_GIVEN PROBLEM_: Look through the records below and collect all lines that hold the string "puras".

##############################

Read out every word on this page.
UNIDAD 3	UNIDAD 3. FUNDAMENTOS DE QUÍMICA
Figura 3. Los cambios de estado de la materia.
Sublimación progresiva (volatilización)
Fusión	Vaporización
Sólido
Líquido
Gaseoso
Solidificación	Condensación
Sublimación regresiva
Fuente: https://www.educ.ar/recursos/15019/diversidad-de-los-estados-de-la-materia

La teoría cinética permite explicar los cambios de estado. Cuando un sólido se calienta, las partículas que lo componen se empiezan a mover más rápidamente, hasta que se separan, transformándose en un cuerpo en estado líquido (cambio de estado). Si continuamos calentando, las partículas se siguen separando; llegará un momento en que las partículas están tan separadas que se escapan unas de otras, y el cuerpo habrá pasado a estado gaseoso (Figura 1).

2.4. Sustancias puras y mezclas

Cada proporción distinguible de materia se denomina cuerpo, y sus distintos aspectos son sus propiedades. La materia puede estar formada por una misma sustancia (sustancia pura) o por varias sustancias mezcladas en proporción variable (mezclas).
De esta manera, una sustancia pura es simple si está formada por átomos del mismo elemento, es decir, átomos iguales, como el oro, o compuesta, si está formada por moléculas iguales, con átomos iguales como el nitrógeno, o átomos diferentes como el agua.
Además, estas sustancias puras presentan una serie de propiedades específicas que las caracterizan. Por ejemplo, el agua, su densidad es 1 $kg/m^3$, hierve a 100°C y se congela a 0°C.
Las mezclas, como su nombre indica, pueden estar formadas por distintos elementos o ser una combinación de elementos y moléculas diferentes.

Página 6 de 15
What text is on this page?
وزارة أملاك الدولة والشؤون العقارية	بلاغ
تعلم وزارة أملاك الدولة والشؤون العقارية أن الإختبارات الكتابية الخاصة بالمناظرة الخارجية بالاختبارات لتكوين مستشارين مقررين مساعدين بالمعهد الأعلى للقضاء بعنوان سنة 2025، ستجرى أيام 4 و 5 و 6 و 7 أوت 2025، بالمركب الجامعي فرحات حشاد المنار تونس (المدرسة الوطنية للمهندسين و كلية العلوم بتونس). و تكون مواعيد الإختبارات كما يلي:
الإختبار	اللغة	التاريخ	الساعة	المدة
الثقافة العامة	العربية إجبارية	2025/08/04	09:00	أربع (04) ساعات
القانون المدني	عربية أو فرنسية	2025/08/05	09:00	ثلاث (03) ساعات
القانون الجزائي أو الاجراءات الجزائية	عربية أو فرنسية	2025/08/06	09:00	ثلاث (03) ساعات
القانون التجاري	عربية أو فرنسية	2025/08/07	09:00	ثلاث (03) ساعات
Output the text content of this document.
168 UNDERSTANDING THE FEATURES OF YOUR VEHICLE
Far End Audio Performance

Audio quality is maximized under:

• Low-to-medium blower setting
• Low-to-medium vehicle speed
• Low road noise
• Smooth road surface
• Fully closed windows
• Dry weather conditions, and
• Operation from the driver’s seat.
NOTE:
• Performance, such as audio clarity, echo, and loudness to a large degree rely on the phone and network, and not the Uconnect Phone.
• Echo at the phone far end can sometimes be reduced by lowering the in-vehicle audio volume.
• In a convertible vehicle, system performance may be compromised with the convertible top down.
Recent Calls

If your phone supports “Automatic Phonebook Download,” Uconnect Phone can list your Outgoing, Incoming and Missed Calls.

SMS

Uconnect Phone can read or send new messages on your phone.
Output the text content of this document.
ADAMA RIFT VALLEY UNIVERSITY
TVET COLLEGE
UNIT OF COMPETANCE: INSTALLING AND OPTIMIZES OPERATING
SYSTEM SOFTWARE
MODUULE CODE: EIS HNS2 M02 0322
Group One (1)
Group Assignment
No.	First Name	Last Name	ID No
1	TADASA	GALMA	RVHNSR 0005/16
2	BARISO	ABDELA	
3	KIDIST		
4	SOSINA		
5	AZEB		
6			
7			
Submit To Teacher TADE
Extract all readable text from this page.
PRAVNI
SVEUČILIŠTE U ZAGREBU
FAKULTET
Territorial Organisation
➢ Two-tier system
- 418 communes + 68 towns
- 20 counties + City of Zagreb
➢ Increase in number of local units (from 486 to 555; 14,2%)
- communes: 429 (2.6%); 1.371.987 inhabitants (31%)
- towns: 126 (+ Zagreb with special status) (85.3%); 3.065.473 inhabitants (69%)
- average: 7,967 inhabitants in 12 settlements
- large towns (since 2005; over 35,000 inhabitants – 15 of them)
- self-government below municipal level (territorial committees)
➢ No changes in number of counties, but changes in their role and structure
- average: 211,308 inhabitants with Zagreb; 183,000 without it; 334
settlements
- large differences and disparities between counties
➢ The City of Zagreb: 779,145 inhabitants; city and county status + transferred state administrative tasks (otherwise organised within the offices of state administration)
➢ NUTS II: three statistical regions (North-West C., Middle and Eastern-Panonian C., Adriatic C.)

##############################

_EXERCISE RESPONSE_:
2.4. Sustancias puras y mezclas
Además, estas sustancias puras presentan una serie de propiedades específicas que las caracterizan. Por ejemplo, el agua, su densidad es 1 $kg/m^3$, hierve a 100°C y se congela a 0°C.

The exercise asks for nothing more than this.